Provided information:
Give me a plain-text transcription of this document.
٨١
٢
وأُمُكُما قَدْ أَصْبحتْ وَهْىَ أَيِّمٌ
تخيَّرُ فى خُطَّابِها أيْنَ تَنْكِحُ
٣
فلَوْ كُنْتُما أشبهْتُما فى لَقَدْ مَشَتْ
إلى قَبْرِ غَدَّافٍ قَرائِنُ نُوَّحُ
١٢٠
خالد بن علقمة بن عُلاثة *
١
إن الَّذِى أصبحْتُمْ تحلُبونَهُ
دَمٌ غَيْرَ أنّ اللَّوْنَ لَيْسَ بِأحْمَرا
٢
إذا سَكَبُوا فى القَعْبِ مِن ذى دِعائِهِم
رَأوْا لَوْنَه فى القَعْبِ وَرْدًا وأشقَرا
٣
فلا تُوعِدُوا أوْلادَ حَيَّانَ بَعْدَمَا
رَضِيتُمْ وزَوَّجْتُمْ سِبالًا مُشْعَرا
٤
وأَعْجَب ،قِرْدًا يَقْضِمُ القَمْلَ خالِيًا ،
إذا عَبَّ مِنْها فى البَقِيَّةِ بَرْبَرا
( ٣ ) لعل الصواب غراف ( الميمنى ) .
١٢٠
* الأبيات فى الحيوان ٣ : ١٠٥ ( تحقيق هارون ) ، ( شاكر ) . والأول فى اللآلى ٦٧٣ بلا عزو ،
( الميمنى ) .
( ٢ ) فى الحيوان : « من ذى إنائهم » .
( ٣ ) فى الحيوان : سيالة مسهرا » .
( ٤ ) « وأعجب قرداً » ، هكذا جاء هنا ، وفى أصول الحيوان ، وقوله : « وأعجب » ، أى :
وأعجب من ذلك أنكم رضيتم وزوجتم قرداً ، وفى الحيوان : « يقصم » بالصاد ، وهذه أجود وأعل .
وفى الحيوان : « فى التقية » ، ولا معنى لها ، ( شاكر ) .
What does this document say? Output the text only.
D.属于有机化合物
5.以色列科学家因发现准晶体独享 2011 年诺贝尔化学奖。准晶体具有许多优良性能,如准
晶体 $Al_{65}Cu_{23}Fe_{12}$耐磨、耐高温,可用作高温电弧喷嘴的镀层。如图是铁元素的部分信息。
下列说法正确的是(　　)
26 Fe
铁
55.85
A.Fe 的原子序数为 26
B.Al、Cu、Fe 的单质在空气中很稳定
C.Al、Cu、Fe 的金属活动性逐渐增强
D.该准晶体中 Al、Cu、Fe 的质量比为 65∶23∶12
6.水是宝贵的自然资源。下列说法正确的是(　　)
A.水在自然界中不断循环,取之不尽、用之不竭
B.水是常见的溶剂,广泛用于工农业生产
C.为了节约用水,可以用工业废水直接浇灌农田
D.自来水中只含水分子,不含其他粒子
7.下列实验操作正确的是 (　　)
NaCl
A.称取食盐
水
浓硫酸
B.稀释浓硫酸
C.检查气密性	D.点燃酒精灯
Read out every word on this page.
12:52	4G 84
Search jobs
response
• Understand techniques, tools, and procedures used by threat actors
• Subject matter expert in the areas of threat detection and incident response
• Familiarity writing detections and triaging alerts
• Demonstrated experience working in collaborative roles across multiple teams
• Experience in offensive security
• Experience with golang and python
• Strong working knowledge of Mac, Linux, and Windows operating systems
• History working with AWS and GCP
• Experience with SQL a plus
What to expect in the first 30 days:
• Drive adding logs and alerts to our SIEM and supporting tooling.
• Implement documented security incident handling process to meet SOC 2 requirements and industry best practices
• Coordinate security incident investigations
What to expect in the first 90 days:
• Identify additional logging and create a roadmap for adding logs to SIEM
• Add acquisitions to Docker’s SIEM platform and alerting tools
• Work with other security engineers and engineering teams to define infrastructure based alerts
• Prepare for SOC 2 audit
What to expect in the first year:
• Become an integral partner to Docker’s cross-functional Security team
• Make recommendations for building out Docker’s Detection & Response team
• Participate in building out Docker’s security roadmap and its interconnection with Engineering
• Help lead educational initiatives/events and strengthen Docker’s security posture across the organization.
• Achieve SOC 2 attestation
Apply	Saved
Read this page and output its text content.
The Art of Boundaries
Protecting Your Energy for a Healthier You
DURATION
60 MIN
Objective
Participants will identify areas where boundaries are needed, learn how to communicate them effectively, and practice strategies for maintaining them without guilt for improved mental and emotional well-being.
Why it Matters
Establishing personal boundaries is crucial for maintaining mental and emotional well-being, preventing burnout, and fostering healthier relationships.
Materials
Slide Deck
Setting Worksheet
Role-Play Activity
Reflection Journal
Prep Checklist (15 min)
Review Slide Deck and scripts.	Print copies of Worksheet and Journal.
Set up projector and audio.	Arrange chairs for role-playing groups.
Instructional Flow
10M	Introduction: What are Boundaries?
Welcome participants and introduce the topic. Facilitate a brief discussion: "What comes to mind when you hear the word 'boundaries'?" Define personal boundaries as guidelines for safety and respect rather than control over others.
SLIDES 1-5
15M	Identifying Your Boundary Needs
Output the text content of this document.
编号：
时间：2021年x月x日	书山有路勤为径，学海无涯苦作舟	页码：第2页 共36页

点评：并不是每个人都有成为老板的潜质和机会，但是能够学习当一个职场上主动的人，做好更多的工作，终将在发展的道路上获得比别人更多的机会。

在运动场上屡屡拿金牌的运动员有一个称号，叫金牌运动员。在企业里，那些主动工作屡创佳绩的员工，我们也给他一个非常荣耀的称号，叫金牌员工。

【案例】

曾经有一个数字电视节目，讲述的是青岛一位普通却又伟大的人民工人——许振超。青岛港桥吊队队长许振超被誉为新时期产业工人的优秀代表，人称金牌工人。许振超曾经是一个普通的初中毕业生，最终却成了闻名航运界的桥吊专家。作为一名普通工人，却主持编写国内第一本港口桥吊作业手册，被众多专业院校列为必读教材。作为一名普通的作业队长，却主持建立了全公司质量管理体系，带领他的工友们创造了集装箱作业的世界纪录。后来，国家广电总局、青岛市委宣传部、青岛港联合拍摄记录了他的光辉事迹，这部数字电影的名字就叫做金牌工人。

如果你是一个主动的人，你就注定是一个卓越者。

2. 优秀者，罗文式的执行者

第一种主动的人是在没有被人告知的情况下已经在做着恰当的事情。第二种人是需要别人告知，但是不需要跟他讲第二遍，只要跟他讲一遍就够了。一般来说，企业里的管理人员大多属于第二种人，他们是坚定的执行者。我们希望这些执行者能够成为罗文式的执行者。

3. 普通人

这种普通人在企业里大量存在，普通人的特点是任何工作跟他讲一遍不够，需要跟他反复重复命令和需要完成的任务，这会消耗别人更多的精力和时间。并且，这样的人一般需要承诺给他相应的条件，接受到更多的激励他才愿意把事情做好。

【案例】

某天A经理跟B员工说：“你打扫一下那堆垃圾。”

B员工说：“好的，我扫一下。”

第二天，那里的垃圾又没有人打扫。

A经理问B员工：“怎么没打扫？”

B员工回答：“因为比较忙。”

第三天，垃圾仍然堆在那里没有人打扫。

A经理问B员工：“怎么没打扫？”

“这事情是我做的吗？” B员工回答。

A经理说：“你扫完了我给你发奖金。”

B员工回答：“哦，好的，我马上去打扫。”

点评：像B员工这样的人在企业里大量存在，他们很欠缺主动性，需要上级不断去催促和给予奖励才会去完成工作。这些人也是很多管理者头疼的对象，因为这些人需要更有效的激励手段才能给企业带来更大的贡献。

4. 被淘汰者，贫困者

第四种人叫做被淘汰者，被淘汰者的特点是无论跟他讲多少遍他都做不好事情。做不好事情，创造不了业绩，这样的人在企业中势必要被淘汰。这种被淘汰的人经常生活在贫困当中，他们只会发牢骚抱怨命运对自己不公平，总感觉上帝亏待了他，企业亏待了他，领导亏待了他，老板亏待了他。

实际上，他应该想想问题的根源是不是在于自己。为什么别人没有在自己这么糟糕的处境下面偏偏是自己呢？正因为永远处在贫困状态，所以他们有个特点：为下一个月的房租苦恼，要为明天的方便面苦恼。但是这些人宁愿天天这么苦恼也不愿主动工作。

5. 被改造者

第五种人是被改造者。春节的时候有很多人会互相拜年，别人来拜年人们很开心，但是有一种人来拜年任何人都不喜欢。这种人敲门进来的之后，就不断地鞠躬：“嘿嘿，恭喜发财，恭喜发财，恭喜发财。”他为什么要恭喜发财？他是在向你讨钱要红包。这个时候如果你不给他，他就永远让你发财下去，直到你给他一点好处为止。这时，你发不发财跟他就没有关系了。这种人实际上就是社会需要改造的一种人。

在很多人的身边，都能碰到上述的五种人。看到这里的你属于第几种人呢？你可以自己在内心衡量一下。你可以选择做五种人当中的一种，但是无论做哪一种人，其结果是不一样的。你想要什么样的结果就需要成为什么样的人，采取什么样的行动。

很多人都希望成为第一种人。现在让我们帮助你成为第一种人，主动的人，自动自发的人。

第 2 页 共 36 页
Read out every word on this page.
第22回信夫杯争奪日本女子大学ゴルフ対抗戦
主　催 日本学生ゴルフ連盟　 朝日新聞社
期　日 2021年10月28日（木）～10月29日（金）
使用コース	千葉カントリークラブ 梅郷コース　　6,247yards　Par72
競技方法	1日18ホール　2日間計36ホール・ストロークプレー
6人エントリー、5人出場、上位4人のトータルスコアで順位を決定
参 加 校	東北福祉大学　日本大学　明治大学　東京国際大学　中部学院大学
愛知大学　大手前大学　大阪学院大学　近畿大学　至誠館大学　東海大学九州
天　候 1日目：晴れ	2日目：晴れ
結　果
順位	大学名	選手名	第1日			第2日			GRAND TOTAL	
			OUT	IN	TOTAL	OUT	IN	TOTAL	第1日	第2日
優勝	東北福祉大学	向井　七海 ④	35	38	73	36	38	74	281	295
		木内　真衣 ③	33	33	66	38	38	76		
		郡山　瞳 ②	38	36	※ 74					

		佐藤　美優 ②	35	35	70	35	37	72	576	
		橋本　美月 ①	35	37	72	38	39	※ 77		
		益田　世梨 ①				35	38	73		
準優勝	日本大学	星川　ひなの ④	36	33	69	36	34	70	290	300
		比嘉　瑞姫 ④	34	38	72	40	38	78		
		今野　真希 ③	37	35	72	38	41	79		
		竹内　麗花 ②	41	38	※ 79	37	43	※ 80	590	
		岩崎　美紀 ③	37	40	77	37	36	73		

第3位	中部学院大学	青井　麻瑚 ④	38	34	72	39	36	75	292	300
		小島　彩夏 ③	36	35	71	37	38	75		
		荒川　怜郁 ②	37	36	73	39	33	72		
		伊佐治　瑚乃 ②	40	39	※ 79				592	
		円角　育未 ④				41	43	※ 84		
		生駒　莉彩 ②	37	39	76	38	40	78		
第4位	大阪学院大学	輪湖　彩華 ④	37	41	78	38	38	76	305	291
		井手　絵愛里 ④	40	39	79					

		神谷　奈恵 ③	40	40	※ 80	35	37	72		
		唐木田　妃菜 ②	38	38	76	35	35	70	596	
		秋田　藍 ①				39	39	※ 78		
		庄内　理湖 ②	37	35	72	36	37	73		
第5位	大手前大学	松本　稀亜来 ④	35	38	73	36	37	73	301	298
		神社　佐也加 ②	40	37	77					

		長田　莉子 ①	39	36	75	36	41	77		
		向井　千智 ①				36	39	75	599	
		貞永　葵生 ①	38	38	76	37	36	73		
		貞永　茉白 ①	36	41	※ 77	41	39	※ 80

Short problem:
Find the lines with the string "being" and reproduce them.

Worked answer:
Participants will identify areas where boundaries are needed, learn how to communicate them effectively, and practice strategies for maintaining them without guilt for improved mental and emotional well-being.
Establishing personal boundaries is crucial for maintaining mental and emotional well-being, preventing burnout, and fostering healthier relationships.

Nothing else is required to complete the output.